— START RECORDS PROVIDED —

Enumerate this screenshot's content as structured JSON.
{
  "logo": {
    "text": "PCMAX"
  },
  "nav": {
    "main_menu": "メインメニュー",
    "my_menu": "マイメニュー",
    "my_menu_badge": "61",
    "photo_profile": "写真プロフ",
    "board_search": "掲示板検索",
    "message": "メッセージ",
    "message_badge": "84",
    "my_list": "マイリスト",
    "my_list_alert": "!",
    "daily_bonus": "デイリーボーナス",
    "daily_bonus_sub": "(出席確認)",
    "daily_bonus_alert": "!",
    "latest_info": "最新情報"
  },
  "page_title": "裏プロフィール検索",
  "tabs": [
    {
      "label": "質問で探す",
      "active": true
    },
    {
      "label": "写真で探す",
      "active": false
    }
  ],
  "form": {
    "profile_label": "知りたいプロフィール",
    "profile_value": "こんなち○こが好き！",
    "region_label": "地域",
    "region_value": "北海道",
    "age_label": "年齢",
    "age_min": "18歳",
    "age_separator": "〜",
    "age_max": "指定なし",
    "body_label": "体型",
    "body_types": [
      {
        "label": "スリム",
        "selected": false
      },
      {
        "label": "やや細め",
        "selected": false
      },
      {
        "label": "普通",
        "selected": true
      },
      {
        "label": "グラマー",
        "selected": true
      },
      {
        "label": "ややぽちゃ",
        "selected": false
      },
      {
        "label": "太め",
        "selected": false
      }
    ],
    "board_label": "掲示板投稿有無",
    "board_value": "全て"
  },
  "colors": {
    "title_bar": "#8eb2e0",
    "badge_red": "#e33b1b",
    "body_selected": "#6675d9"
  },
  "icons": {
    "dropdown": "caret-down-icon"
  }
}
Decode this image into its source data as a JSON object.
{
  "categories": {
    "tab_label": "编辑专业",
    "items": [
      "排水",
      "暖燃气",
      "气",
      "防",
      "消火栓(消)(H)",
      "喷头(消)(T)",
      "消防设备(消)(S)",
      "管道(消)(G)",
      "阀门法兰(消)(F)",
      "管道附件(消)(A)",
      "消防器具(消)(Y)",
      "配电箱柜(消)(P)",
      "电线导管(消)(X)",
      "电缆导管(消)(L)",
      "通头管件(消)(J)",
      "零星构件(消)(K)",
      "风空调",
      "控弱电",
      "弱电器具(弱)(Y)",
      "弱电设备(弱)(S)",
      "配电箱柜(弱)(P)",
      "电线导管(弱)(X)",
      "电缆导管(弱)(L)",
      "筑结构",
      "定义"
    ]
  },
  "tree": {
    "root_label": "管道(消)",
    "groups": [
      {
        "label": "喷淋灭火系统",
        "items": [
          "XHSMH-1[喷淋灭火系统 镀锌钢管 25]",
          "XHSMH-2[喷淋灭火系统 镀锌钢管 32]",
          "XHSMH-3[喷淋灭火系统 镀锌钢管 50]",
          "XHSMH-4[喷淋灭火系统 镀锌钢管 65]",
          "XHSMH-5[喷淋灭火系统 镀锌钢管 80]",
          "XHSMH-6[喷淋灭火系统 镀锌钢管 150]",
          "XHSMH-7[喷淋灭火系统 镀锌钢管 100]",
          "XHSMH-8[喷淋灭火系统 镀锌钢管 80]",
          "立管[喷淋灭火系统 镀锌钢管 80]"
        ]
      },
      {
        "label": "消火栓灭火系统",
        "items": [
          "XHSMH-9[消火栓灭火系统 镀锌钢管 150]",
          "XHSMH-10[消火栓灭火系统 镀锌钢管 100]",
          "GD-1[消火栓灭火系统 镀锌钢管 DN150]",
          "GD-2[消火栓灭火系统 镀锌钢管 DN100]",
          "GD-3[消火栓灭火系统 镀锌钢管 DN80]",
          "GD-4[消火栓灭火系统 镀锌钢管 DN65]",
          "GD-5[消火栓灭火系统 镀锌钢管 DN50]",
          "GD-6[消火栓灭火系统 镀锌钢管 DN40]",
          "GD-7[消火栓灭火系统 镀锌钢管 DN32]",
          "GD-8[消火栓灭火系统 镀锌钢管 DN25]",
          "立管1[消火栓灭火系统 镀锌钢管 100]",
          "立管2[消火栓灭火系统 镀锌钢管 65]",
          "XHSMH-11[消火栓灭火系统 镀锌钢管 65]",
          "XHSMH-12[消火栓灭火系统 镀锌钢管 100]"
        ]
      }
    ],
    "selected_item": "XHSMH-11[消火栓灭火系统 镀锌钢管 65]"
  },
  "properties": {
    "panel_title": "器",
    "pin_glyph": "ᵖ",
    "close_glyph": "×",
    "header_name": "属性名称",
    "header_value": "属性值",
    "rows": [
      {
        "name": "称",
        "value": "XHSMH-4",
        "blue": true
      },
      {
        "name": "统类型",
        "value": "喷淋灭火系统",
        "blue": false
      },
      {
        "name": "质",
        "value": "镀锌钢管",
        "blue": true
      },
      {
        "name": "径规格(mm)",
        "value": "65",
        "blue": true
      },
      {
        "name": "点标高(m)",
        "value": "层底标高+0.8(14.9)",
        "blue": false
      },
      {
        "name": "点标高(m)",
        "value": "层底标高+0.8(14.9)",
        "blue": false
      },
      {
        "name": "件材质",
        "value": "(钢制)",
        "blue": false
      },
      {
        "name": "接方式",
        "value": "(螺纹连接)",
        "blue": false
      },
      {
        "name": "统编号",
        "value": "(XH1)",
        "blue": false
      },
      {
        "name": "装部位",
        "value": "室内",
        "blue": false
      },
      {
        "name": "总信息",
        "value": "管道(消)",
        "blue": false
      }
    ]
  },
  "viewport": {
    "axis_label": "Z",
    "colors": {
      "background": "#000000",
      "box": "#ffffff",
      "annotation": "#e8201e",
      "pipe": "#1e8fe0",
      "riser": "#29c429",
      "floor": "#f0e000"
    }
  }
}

— END RECORDS PROVIDED —

WHAT YOU SHOULD DO
Write out the data again, exactly and in full.

COMPLETE RESPONSE
Enumerate this screenshot's content as structured JSON.
{
  "logo": {
    "text": "PCMAX"
  },
  "nav": {
    "main_menu": "メインメニュー",
    "my_menu": "マイメニュー",
    "my_menu_badge": "61",
    "photo_profile": "写真プロフ",
    "board_search": "掲示板検索",
    "message": "メッセージ",
    "message_badge": "84",
    "my_list": "マイリスト",
    "my_list_alert": "!",
    "daily_bonus": "デイリーボーナス",
    "daily_bonus_sub": "(出席確認)",
    "daily_bonus_alert": "!",
    "latest_info": "最新情報"
  },
  "page_title": "裏プロフィール検索",
  "tabs": [
    {
      "label": "質問で探す",
      "active": true
    },
    {
      "label": "写真で探す",
      "active": false
    }
  ],
  "form": {
    "profile_label": "知りたいプロフィール",
    "profile_value": "こんなち○こが好き！",
    "region_label": "地域",
    "region_value": "北海道",
    "age_label": "年齢",
    "age_min": "18歳",
    "age_separator": "〜",
    "age_max": "指定なし",
    "body_label": "体型",
    "body_types": [
      {
        "label": "スリム",
        "selected": false
      },
      {
        "label": "やや細め",
        "selected": false
      },
      {
        "label": "普通",
        "selected": true
      },
      {
        "label": "グラマー",
        "selected": true
      },
      {
        "label": "ややぽちゃ",
        "selected": false
      },
      {
        "label": "太め",
        "selected": false
      }
    ],
    "board_label": "掲示板投稿有無",
    "board_value": "全て"
  },
  "colors": {
    "title_bar": "#8eb2e0",
    "badge_red": "#e33b1b",
    "body_selected": "#6675d9"
  },
  "icons": {
    "dropdown": "caret-down-icon"
  }
}
Decode this image into its source data as a JSON object.
{
  "categories": {
    "tab_label": "编辑专业",
    "items": [
      "排水",
      "暖燃气",
      "气",
      "防",
      "消火栓(消)(H)",
      "喷头(消)(T)",
      "消防设备(消)(S)",
      "管道(消)(G)",
      "阀门法兰(消)(F)",
      "管道附件(消)(A)",
      "消防器具(消)(Y)",
      "配电箱柜(消)(P)",
      "电线导管(消)(X)",
      "电缆导管(消)(L)",
      "通头管件(消)(J)",
      "零星构件(消)(K)",
      "风空调",
      "控弱电",
      "弱电器具(弱)(Y)",
      "弱电设备(弱)(S)",
      "配电箱柜(弱)(P)",
      "电线导管(弱)(X)",
      "电缆导管(弱)(L)",
      "筑结构",
      "定义"
    ]
  },
  "tree": {
    "root_label": "管道(消)",
    "groups": [
      {
        "label": "喷淋灭火系统",
        "items": [
          "XHSMH-1[喷淋灭火系统 镀锌钢管 25]",
          "XHSMH-2[喷淋灭火系统 镀锌钢管 32]",
          "XHSMH-3[喷淋灭火系统 镀锌钢管 50]",
          "XHSMH-4[喷淋灭火系统 镀锌钢管 65]",
          "XHSMH-5[喷淋灭火系统 镀锌钢管 80]",
          "XHSMH-6[喷淋灭火系统 镀锌钢管 150]",
          "XHSMH-7[喷淋灭火系统 镀锌钢管 100]",
          "XHSMH-8[喷淋灭火系统 镀锌钢管 80]",
          "立管[喷淋灭火系统 镀锌钢管 80]"
        ]
      },
      {
        "label": "消火栓灭火系统",
        "items": [
          "XHSMH-9[消火栓灭火系统 镀锌钢管 150]",
          "XHSMH-10[消火栓灭火系统 镀锌钢管 100]",
          "GD-1[消火栓灭火系统 镀锌钢管 DN150]",
          "GD-2[消火栓灭火系统 镀锌钢管 DN100]",
          "GD-3[消火栓灭火系统 镀锌钢管 DN80]",
          "GD-4[消火栓灭火系统 镀锌钢管 DN65]",
          "GD-5[消火栓灭火系统 镀锌钢管 DN50]",
          "GD-6[消火栓灭火系统 镀锌钢管 DN40]",
          "GD-7[消火栓灭火系统 镀锌钢管 DN32]",
          "GD-8[消火栓灭火系统 镀锌钢管 DN25]",
          "立管1[消火栓灭火系统 镀锌钢管 100]",
          "立管2[消火栓灭火系统 镀锌钢管 65]",
          "XHSMH-11[消火栓灭火系统 镀锌钢管 65]",
          "XHSMH-12[消火栓灭火系统 镀锌钢管 100]"
        ]
      }
    ],
    "selected_item": "XHSMH-11[消火栓灭火系统 镀锌钢管 65]"
  },
  "properties": {
    "panel_title": "器",
    "pin_glyph": "ᵖ",
    "close_glyph": "×",
    "header_name": "属性名称",
    "header_value": "属性值",
    "rows": [
      {
        "name": "称",
        "value": "XHSMH-4",
        "blue": true
      },
      {
        "name": "统类型",
        "value": "喷淋灭火系统",
        "blue": false
      },
      {
        "name": "质",
        "value": "镀锌钢管",
        "blue": true
      },
      {
        "name": "径规格(mm)",
        "value": "65",
        "blue": true
      },
      {
        "name": "点标高(m)",
        "value": "层底标高+0.8(14.9)",
        "blue": false
      },
      {
        "name": "点标高(m)",
        "value": "层底标高+0.8(14.9)",
        "blue": false
      },
      {
        "name": "件材质",
        "value": "(钢制)",
        "blue": false
      },
      {
        "name": "接方式",
        "value": "(螺纹连接)",
        "blue": false
      },
      {
        "name": "统编号",
        "value": "(XH1)",
        "blue": false
      },
      {
        "name": "装部位",
        "value": "室内",
        "blue": false
      },
      {
        "name": "总信息",
        "value": "管道(消)",
        "blue": false
      }
    ]
  },
  "viewport": {
    "axis_label": "Z",
    "colors": {
      "background": "#000000",
      "box": "#ffffff",
      "annotation": "#e8201e",
      "pipe": "#1e8fe0",
      "riser": "#29c429",
      "floor": "#f0e000"
    }
  }
}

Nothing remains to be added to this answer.